=== Задание 1 ===
Процитируйте дословно часть фрагмента о консерватизме и постмодернизме, начиная со слов "Некоторые структурные параллели" и заканчивая словами "в области культуры.".

=== Фрагмент текста ===
____________
Очерки теории идеологий - [35]
В ситуации, когда многие консервативные авторы самозабвенно бросаются в бой на защиту принципов рационализма, вполне уместен вопрос, как быть с собственно консервативным наследием, кто защитит его? Ведь консерватизм, полностью оторвавшийся от своих антирационалистических корней, выглядит довольно нелепо. В связи с этим можно вернуться к вопросу, поставленному в самом начале раздела: могут ли консерваторы воспринимать постмодернистов не как смертельных врагов, а как ценных союзников?
Некоторые структурные параллели между постмодернистским и консервативным мышлением действительно обнаруживаются. В свое время Ю. Хабермас отметил это, заявив, что неоконсервативные обвинения культуры как источника экономических и политических бед напоминают постмодернистскую логику социальной причинности [Habermas, 1985, р. 6–8]. Выделяя моральную распущенность как виновницу экономической и политической нестабильности, многие консерваторы, сами того не осознавая, вторят постмодернистскому идеализму, который искал объяснения экономическим и политическим событиям в области культуры.
Естественно, структурное сходство в аргументации еще не доказывает родство самих целей этой аргументации. Однако Хабермас находит более глубокие философские основания родства консерватизма и постмодернизма, и в основе данного родства, по его мнению, лежит дух антимодернизма. Соответственно, такие мыслители, как Фуко и Деррида, получают ярлык «молодых консерваторов», так как демонстрируют сходный скептицизм по отношению к Современности, который имел место у «старого консерватора» Штрауса и «неоконсерватора» Белла. Чтобы определить, насколько такая классификация оправданна, нужно внимательнее посмотреть на имеющиеся точки соприкосновения между консерватизмом и постмодернизмом. Ибо эти сходные моменты могут носить либо случайный, ситуативный характер, либо свидетельствовать о глубинном идеологическом родстве.
Если говорить об антирациональных истоках консерватизма, то уместнее всего упомянуть Эдмунда Верка, чья атака на рациональное мышление философии Просвещения задала стержень идеологической аргументации всем последующим поколениям консерваторов. Было бы ошибочным упрощением анализировать философию постмодернизма с берковских позиций, и уж тем более бессмысленно провозглашать Верка предтечей постмодернизма. Однако будет небезынтересно сопоставить берковскую аргументацию с постмодернистской перспективой.
____________
=== Строки данных ===
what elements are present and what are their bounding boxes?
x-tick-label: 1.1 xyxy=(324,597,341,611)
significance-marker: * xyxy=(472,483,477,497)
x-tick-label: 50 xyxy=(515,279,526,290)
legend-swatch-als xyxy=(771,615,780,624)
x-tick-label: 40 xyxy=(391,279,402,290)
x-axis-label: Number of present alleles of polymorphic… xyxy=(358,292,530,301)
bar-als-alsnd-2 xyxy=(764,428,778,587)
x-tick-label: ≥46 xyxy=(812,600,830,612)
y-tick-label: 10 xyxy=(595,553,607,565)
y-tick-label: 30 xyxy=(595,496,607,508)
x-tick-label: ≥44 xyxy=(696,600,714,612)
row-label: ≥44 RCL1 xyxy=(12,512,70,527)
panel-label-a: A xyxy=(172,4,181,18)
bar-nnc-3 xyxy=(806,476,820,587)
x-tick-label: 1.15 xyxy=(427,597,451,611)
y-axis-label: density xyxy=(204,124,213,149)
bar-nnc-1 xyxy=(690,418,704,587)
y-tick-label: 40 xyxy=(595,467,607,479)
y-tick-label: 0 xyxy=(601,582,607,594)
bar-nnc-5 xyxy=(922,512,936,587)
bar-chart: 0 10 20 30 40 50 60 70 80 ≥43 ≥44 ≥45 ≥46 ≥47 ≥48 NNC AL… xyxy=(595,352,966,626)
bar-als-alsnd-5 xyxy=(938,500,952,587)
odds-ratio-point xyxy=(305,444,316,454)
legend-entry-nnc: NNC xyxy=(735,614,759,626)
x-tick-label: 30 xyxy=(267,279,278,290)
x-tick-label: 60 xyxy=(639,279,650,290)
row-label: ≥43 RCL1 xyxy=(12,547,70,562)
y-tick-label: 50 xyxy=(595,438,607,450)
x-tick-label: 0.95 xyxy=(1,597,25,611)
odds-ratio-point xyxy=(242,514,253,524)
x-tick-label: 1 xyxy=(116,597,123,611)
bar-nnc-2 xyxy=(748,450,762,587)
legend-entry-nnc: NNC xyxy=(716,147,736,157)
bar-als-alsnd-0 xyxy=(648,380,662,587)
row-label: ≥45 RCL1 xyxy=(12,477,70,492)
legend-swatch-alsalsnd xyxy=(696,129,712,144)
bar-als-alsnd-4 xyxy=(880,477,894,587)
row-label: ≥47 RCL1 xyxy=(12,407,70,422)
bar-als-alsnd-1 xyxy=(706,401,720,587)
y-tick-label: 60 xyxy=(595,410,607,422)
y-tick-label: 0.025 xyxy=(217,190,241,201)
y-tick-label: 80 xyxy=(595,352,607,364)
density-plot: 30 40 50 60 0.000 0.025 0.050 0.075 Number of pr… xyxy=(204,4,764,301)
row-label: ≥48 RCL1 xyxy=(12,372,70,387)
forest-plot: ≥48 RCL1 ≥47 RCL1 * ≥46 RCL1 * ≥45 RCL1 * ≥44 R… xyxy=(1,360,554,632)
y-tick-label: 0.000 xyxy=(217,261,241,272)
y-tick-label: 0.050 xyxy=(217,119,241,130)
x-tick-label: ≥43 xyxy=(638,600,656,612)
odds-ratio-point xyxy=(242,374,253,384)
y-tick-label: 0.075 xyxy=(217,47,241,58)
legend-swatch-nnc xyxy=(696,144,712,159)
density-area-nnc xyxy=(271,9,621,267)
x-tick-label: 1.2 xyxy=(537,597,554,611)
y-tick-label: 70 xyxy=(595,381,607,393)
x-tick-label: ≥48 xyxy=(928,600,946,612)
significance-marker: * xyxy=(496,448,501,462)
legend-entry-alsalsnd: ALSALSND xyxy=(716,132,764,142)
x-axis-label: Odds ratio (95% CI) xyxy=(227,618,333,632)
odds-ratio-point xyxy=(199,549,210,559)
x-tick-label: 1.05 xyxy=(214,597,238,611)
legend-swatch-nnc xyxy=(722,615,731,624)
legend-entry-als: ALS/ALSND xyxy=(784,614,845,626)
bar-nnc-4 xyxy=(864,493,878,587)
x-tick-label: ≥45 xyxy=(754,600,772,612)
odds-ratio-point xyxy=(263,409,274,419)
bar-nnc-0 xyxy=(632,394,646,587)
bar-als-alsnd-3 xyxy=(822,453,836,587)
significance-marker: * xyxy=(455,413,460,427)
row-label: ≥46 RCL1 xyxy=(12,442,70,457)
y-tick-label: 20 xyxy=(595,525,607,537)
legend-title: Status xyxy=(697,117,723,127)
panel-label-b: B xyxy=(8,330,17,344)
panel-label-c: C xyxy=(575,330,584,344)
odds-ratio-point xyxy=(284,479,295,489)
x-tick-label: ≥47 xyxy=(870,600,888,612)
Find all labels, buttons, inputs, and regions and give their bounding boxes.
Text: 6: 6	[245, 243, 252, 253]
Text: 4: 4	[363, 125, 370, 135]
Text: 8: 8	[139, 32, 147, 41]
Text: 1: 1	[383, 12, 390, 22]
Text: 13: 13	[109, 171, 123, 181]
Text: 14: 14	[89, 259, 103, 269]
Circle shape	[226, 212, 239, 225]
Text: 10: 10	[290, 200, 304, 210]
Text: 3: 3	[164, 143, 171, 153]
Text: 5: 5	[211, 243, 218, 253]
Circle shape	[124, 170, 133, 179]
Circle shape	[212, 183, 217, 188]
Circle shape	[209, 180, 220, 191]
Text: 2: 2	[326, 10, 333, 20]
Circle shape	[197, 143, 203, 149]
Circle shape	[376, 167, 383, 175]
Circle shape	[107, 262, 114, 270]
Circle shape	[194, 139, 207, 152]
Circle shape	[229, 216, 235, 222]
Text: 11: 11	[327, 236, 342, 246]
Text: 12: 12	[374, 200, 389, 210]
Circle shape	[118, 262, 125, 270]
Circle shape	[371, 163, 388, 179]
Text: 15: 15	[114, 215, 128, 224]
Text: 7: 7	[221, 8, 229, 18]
____________
=== Задание 2 ===
Выведите без изменений строки данных, начиная с самой первой и заканчивая строкой, в которой есть "row-label: ≥48 RCL1 xyxy=(12,372,70,387)", включая обе.

=== Готовый ответ 1 ===
Некоторые структурные параллели между постмодернистским и консервативным мышлением действительно обнаруживаются. В свое время Ю. Хабермас отметил это, заявив, что неоконсервативные обвинения культуры как источника экономических и политических бед напоминают постмодернистскую логику социальной причинности [Habermas, 1985, р. 6–8]. Выделяя моральную распущенность как виновницу экономической и политической нестабильности, многие консерваторы, сами того не осознавая, вторят постмодернистскому идеализму, который искал объяснения экономическим и политическим событиям в области культуры.

=== Готовый ответ 2 ===
what elements are present and what are their bounding boxes?
x-tick-label: 1.1 xyxy=(324,597,341,611)
significance-marker: * xyxy=(472,483,477,497)
x-tick-label: 50 xyxy=(515,279,526,290)
legend-swatch-als xyxy=(771,615,780,624)
x-tick-label: 40 xyxy=(391,279,402,290)
x-axis-label: Number of present alleles of polymorphic… xyxy=(358,292,530,301)
bar-als-alsnd-2 xyxy=(764,428,778,587)
x-tick-label: ≥46 xyxy=(812,600,830,612)
y-tick-label: 10 xyxy=(595,553,607,565)
y-tick-label: 30 xyxy=(595,496,607,508)
x-tick-label: ≥44 xyxy=(696,600,714,612)
row-label: ≥44 RCL1 xyxy=(12,512,70,527)
panel-label-a: A xyxy=(172,4,181,18)
bar-nnc-3 xyxy=(806,476,820,587)
x-tick-label: 1.15 xyxy=(427,597,451,611)
y-axis-label: density xyxy=(204,124,213,149)
bar-nnc-1 xyxy=(690,418,704,587)
y-tick-label: 40 xyxy=(595,467,607,479)
y-tick-label: 0 xyxy=(601,582,607,594)
bar-nnc-5 xyxy=(922,512,936,587)
bar-chart: 0 10 20 30 40 50 60 70 80 ≥43 ≥44 ≥45 ≥46 ≥47 ≥48 NNC AL… xyxy=(595,352,966,626)
bar-als-alsnd-5 xyxy=(938,500,952,587)
odds-ratio-point xyxy=(305,444,316,454)
legend-entry-nnc: NNC xyxy=(735,614,759,626)
x-tick-label: 30 xyxy=(267,279,278,290)
x-tick-label: 60 xyxy=(639,279,650,290)
row-label: ≥43 RCL1 xyxy=(12,547,70,562)
y-tick-label: 50 xyxy=(595,438,607,450)
x-tick-label: 0.95 xyxy=(1,597,25,611)
odds-ratio-point xyxy=(242,514,253,524)
x-tick-label: 1 xyxy=(116,597,123,611)
bar-nnc-2 xyxy=(748,450,762,587)
legend-entry-nnc: NNC xyxy=(716,147,736,157)
bar-als-alsnd-0 xyxy=(648,380,662,587)
row-label: ≥45 RCL1 xyxy=(12,477,70,492)
legend-swatch-alsalsnd xyxy=(696,129,712,144)
bar-als-alsnd-4 xyxy=(880,477,894,587)
row-label: ≥47 RCL1 xyxy=(12,407,70,422)
bar-als-alsnd-1 xyxy=(706,401,720,587)
y-tick-label: 60 xyxy=(595,410,607,422)
y-tick-label: 0.025 xyxy=(217,190,241,201)
y-tick-label: 80 xyxy=(595,352,607,364)
density-plot: 30 40 50 60 0.000 0.025 0.050 0.075 Number of pr… xyxy=(204,4,764,301)
row-label: ≥48 RCL1 xyxy=(12,372,70,387)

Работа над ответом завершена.